• _YOUR INSTRUCTIONS_: The entries are to be returned exactly, with images left out.

(Dataset records)

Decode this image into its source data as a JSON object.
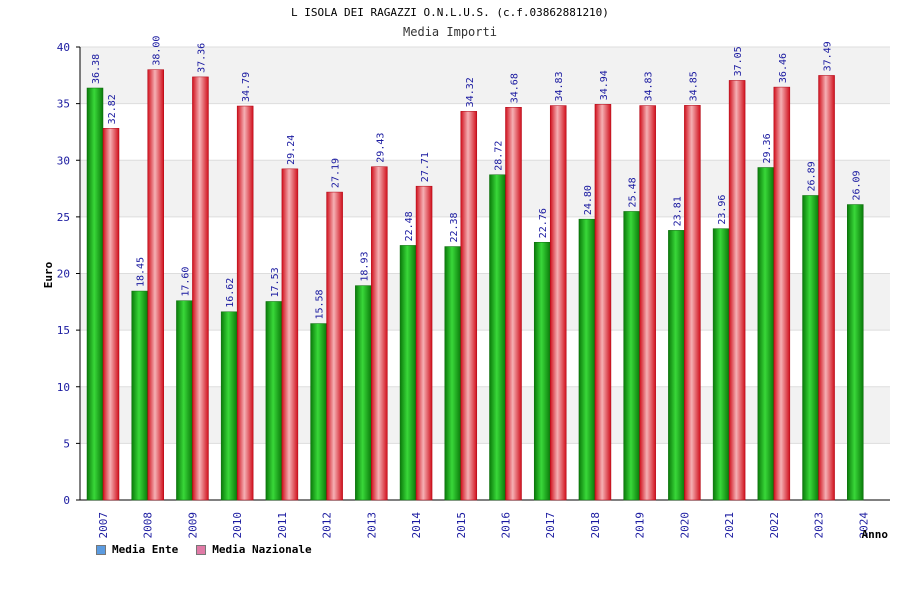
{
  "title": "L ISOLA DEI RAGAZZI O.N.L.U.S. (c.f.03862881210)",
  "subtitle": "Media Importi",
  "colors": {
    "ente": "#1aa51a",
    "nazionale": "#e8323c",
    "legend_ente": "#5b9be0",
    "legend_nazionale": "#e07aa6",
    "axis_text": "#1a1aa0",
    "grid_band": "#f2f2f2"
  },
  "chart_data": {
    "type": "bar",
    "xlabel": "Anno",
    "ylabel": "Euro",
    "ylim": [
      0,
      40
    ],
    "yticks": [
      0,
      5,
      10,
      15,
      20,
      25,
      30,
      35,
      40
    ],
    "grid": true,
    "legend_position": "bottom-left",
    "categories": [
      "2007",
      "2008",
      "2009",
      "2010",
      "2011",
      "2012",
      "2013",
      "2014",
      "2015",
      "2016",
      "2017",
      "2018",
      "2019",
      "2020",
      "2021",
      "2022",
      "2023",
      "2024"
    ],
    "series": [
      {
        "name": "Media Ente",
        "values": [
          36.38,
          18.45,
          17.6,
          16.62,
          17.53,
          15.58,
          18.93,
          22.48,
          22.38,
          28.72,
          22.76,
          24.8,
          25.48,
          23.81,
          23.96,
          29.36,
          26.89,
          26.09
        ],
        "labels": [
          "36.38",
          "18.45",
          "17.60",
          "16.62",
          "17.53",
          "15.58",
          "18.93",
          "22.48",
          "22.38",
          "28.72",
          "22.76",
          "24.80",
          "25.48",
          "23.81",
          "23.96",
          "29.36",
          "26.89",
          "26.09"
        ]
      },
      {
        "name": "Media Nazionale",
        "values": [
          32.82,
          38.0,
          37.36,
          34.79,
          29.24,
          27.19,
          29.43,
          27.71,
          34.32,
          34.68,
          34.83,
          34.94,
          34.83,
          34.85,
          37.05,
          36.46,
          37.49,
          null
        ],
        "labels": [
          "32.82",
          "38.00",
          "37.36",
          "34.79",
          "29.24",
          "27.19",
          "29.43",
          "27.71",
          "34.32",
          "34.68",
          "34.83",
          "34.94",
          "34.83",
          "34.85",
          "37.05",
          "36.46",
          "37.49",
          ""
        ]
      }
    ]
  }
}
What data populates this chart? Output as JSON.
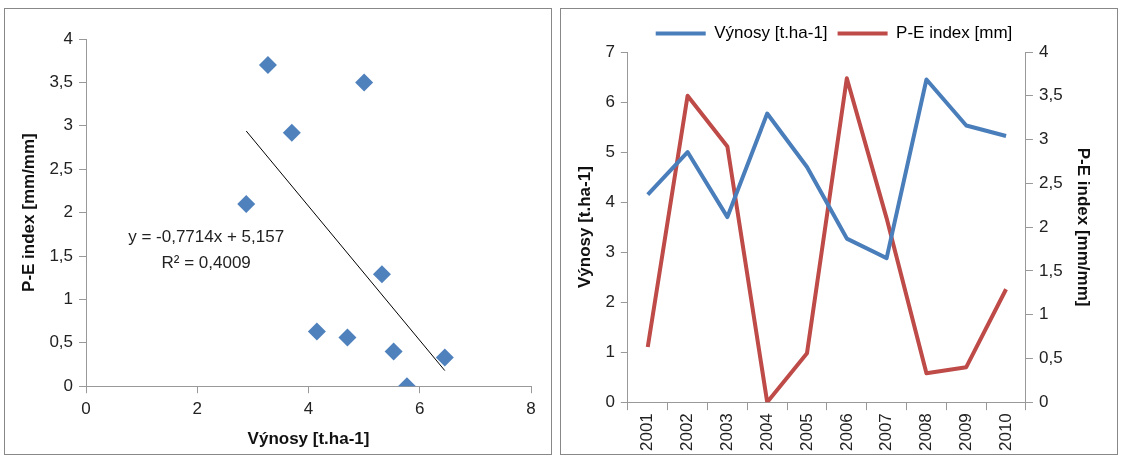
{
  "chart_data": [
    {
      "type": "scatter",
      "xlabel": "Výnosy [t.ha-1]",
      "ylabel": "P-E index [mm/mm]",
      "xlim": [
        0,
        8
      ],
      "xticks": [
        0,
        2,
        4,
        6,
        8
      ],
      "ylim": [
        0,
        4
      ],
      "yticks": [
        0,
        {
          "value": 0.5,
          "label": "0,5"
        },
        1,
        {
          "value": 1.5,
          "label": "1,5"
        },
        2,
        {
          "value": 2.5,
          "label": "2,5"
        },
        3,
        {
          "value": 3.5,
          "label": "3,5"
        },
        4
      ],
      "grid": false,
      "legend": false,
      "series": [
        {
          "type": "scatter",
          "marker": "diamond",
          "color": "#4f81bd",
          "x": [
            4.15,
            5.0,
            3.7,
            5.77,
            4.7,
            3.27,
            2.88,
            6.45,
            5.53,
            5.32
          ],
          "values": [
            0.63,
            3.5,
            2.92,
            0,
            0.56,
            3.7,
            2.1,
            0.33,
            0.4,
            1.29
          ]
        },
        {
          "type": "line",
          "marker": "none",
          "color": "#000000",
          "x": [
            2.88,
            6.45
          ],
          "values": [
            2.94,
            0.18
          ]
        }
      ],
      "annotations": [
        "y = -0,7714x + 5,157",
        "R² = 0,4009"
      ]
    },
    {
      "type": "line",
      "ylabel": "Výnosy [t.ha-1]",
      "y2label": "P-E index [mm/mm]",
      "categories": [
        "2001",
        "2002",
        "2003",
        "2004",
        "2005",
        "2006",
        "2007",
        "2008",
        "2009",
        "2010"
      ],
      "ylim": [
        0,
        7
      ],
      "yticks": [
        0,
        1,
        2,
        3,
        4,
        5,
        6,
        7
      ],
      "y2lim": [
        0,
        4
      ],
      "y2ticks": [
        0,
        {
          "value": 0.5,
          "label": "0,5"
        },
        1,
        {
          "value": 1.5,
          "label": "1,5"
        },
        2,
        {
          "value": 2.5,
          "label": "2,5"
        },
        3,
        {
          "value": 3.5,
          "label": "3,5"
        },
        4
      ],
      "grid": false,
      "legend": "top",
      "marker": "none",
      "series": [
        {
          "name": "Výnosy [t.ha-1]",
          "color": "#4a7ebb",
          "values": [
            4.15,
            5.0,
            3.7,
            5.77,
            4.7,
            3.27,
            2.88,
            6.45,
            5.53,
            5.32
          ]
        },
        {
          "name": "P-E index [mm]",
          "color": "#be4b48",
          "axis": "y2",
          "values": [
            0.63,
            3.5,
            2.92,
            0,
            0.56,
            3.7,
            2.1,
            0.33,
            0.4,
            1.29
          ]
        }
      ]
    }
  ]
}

• _EXERCISE RESULT_:
Decode this image into its source data as a JSON object.
{
  "title": "L ISOLA DEI RAGAZZI O.N.L.U.S. (c.f.03862881210)",
  "subtitle": "Media Importi",
  "colors": {
    "ente": "#1aa51a",
    "nazionale": "#e8323c",
    "legend_ente": "#5b9be0",
    "legend_nazionale": "#e07aa6",
    "axis_text": "#1a1aa0",
    "grid_band": "#f2f2f2"
  },
  "chart_data": {
    "type": "bar",
    "xlabel": "Anno",
    "ylabel": "Euro",
    "ylim": [
      0,
      40
    ],
    "yticks": [
      0,
      5,
      10,
      15,
      20,
      25,
      30,
      35,
      40
    ],
    "grid": true,
    "legend_position": "bottom-left",
    "categories": [
      "2007",
      "2008",
      "2009",
      "2010",
      "2011",
      "2012",
      "2013",
      "2014",
      "2015",
      "2016",
      "2017",
      "2018",
      "2019",
      "2020",
      "2021",
      "2022",
      "2023",
      "2024"
    ],
    "series": [
      {
        "name": "Media Ente",
        "values": [
          36.38,
          18.45,
          17.6,
          16.62,
          17.53,
          15.58,
          18.93,
          22.48,
          22.38,
          28.72,
          22.76,
          24.8,
          25.48,
          23.81,
          23.96,
          29.36,
          26.89,
          26.09
        ],
        "labels": [
          "36.38",
          "18.45",
          "17.60",
          "16.62",
          "17.53",
          "15.58",
          "18.93",
          "22.48",
          "22.38",
          "28.72",
          "22.76",
          "24.80",
          "25.48",
          "23.81",
          "23.96",
          "29.36",
          "26.89",
          "26.09"
        ]
      },
      {
        "name": "Media Nazionale",
        "values": [
          32.82,
          38.0,
          37.36,
          34.79,
          29.24,
          27.19,
          29.43,
          27.71,
          34.32,
          34.68,
          34.83,
          34.94,
          34.83,
          34.85,
          37.05,
          36.46,
          37.49,
          null
        ],
        "labels": [
          "32.82",
          "38.00",
          "37.36",
          "34.79",
          "29.24",
          "27.19",
          "29.43",
          "27.71",
          "34.32",
          "34.68",
          "34.83",
          "34.94",
          "34.83",
          "34.85",
          "37.05",
          "36.46",
          "37.49",
          ""
        ]
      }
    ]
  }
}
What data populates this chart? Output as JSON.
{
  "chart_data": [
    {
      "type": "scatter",
      "xlabel": "Výnosy [t.ha-1]",
      "ylabel": "P-E index [mm/mm]",
      "xlim": [
        0,
        8
      ],
      "xticks": [
        0,
        2,
        4,
        6,
        8
      ],
      "ylim": [
        0,
        4
      ],
      "yticks": [
        0,
        {
          "value": 0.5,
          "label": "0,5"
        },
        1,
        {
          "value": 1.5,
          "label": "1,5"
        },
        2,
        {
          "value": 2.5,
          "label": "2,5"
        },
        3,
        {
          "value": 3.5,
          "label": "3,5"
        },
        4
      ],
      "grid": false,
      "legend": false,
      "series": [
        {
          "type": "scatter",
          "marker": "diamond",
          "color": "#4f81bd",
          "x": [
            4.15,
            5.0,
            3.7,
            5.77,
            4.7,
            3.27,
            2.88,
            6.45,
            5.53,
            5.32
          ],
          "values": [
            0.63,
            3.5,
            2.92,
            0,
            0.56,
            3.7,
            2.1,
            0.33,
            0.4,
            1.29
          ]
        },
        {
          "type": "line",
          "marker": "none",
          "color": "#000000",
          "x": [
            2.88,
            6.45
          ],
          "values": [
            2.94,
            0.18
          ]
        }
      ],
      "annotations": [
        "y = -0,7714x + 5,157",
        "R² = 0,4009"
      ]
    },
    {
      "type": "line",
      "ylabel": "Výnosy [t.ha-1]",
      "y2label": "P-E index [mm/mm]",
      "categories": [
        "2001",
        "2002",
        "2003",
        "2004",
        "2005",
        "2006",
        "2007",
        "2008",
        "2009",
        "2010"
      ],
      "ylim": [
        0,
        7
      ],
      "yticks": [
        0,
        1,
        2,
        3,
        4,
        5,
        6,
        7
      ],
      "y2lim": [
        0,
        4
      ],
      "y2ticks": [
        0,
        {
          "value": 0.5,
          "label": "0,5"
        },
        1,
        {
          "value": 1.5,
          "label": "1,5"
        },
        2,
        {
          "value": 2.5,
          "label": "2,5"
        },
        3,
        {
          "value": 3.5,
          "label": "3,5"
        },
        4
      ],
      "grid": false,
      "legend": "top",
      "marker": "none",
      "series": [
        {
          "name": "Výnosy [t.ha-1]",
          "color": "#4a7ebb",
          "values": [
            4.15,
            5.0,
            3.7,
            5.77,
            4.7,
            3.27,
            2.88,
            6.45,
            5.53,
            5.32
          ]
        },
        {
          "name": "P-E index [mm]",
          "color": "#be4b48",
          "axis": "y2",
          "values": [
            0.63,
            3.5,
            2.92,
            0,
            0.56,
            3.7,
            2.1,
            0.33,
            0.4,
            1.29
          ]
        }
      ]
    }
  ]
}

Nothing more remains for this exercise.